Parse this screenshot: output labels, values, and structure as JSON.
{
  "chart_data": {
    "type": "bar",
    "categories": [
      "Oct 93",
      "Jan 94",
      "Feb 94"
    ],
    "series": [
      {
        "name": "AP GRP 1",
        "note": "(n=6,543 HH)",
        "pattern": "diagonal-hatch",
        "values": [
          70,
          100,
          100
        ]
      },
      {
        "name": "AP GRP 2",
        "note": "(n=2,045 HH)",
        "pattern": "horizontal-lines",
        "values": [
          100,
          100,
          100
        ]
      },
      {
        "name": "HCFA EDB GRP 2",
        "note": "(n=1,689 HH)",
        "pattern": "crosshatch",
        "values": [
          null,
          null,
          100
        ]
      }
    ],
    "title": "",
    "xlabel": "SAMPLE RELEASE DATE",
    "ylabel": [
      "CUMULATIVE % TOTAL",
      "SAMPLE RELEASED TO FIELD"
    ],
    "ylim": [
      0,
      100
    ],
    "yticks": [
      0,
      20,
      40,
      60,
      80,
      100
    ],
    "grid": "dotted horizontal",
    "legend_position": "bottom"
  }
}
· · · ·
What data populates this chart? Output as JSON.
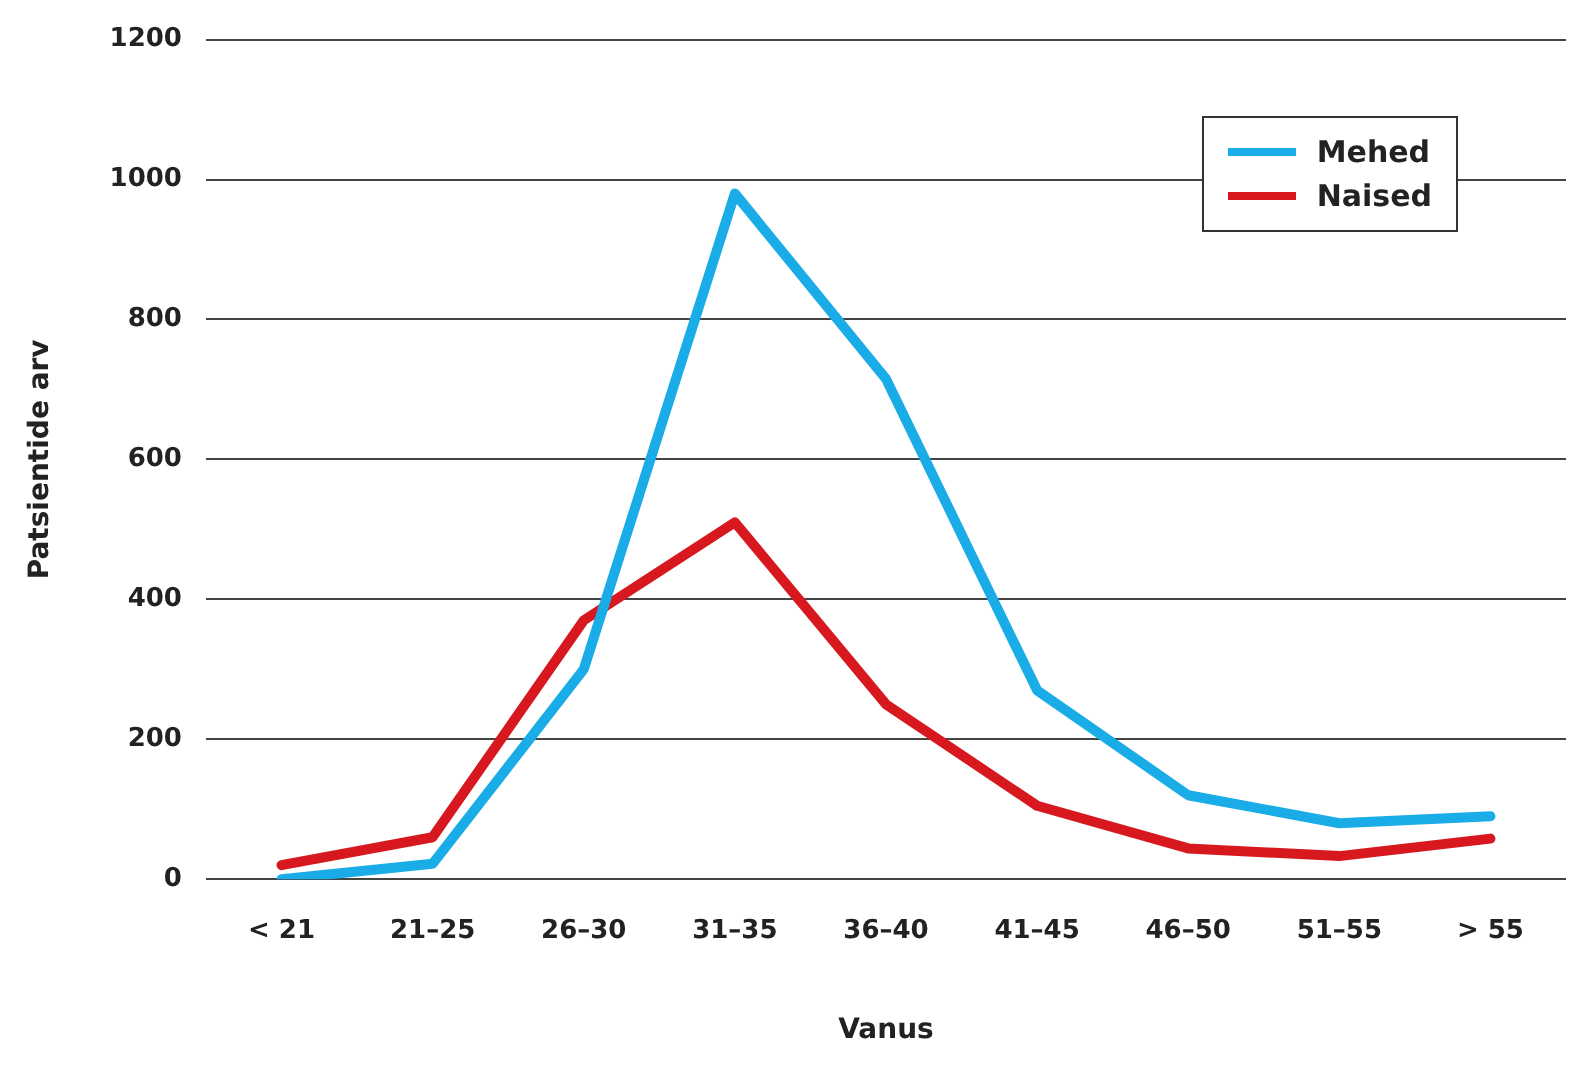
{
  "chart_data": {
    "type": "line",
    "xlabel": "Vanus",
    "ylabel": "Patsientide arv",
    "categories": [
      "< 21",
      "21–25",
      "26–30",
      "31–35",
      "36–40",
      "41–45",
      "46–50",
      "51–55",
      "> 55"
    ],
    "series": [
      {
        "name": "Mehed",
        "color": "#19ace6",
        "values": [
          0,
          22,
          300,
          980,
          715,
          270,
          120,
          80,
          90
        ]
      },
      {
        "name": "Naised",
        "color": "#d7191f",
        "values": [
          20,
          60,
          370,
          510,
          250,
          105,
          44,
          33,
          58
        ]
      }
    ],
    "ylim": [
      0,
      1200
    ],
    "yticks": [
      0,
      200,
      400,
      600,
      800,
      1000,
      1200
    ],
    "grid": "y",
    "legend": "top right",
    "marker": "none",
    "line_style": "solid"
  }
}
· · · ·
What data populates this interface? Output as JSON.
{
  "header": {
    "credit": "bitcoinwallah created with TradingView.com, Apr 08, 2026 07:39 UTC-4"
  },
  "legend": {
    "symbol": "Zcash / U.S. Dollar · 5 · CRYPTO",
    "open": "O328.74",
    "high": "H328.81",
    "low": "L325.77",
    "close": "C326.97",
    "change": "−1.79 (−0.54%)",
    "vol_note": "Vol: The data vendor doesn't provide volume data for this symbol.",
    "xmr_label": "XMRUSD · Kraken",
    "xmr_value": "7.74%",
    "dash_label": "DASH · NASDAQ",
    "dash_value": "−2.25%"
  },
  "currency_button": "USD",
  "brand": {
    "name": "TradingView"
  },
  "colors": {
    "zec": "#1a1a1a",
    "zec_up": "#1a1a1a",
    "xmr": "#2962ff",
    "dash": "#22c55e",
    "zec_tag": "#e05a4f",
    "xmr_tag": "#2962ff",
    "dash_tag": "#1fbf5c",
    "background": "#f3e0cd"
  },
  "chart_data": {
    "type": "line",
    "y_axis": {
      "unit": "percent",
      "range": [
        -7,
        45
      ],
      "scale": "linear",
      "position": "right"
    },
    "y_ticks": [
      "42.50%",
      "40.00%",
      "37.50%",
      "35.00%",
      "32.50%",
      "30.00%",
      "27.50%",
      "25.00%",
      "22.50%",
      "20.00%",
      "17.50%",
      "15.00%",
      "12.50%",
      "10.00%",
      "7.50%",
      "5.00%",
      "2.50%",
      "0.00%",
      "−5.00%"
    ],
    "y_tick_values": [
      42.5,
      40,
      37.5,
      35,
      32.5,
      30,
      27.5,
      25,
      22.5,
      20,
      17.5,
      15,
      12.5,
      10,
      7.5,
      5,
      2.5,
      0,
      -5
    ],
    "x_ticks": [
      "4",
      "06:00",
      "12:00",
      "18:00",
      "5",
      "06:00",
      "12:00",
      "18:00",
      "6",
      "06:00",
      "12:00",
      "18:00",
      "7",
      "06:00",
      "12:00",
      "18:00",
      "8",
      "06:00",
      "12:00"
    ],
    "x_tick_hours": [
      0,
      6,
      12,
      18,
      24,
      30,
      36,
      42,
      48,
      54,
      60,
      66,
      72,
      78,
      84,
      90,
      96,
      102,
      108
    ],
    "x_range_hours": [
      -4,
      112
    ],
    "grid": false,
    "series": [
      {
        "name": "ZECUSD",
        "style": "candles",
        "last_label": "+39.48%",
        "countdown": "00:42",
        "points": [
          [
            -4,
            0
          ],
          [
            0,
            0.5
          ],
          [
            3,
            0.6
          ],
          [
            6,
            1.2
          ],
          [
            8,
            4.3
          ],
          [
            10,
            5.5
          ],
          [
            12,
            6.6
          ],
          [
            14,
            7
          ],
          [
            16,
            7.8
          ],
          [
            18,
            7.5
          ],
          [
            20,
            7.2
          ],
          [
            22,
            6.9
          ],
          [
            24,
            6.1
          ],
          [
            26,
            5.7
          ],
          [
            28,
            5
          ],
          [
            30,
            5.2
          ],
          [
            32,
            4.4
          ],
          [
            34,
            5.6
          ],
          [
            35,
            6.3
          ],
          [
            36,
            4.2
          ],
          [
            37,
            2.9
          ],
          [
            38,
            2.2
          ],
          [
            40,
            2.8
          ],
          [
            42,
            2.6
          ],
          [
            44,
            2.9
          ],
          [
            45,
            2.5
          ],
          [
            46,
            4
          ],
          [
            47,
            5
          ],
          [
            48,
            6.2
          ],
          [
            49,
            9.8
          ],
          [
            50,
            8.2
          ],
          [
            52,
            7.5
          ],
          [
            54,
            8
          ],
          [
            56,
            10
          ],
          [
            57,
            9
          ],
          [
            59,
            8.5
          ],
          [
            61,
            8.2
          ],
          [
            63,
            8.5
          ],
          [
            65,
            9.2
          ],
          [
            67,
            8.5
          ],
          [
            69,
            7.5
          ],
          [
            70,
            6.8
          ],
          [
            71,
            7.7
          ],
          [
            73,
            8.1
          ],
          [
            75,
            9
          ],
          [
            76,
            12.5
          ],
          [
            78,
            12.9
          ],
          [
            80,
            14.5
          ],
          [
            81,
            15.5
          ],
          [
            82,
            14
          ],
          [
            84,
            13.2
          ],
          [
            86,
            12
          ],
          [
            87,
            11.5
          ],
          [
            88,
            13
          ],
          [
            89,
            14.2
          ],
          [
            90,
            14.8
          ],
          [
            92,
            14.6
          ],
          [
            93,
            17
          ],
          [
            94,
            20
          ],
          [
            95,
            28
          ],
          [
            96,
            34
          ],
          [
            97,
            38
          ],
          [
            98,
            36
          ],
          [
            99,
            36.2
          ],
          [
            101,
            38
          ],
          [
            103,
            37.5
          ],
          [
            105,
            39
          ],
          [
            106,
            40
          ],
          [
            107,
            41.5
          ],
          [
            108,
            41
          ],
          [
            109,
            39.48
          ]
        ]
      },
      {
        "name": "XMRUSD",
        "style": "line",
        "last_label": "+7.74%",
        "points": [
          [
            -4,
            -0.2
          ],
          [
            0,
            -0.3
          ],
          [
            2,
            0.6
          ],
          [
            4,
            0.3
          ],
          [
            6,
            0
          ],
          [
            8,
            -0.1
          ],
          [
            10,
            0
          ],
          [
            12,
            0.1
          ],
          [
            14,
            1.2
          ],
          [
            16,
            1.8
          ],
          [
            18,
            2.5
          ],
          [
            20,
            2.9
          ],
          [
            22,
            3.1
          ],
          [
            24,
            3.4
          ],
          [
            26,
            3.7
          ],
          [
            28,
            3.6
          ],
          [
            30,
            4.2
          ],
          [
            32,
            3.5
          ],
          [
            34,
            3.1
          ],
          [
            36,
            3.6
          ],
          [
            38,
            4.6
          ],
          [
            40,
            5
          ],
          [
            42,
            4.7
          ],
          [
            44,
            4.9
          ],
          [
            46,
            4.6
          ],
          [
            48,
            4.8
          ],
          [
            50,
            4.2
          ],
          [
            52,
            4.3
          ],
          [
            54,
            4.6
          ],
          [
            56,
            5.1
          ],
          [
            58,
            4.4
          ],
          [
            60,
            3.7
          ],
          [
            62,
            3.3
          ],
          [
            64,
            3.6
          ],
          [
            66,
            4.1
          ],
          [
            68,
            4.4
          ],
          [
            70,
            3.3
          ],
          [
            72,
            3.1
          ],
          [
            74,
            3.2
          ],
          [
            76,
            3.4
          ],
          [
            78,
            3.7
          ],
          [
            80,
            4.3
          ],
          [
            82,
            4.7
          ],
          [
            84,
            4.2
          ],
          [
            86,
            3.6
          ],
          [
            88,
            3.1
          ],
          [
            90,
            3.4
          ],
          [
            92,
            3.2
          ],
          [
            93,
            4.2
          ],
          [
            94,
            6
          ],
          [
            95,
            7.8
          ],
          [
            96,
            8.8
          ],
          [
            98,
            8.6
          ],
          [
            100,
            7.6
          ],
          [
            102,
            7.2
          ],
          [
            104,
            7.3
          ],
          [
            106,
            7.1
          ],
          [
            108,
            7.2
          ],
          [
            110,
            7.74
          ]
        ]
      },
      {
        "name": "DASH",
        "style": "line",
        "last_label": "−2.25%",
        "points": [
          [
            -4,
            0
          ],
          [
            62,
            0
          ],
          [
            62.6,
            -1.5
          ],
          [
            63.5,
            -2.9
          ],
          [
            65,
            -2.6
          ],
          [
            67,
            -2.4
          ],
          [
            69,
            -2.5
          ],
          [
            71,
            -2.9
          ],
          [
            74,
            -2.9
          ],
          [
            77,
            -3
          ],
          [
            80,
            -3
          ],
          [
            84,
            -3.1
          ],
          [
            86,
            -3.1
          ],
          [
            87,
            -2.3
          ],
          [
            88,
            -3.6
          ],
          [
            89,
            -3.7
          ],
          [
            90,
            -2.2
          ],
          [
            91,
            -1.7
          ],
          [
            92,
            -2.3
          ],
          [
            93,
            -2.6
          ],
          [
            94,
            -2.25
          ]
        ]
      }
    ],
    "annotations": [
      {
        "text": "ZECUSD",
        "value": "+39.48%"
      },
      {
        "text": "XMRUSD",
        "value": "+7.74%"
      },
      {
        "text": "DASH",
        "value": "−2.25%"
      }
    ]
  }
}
· · · ·
**The task**
Scan the lines for the string "populates". Pick out every line that has it.

**Finished answer**
What data populates this chart? Output as JSON.
What data populates this interface? Output as JSON.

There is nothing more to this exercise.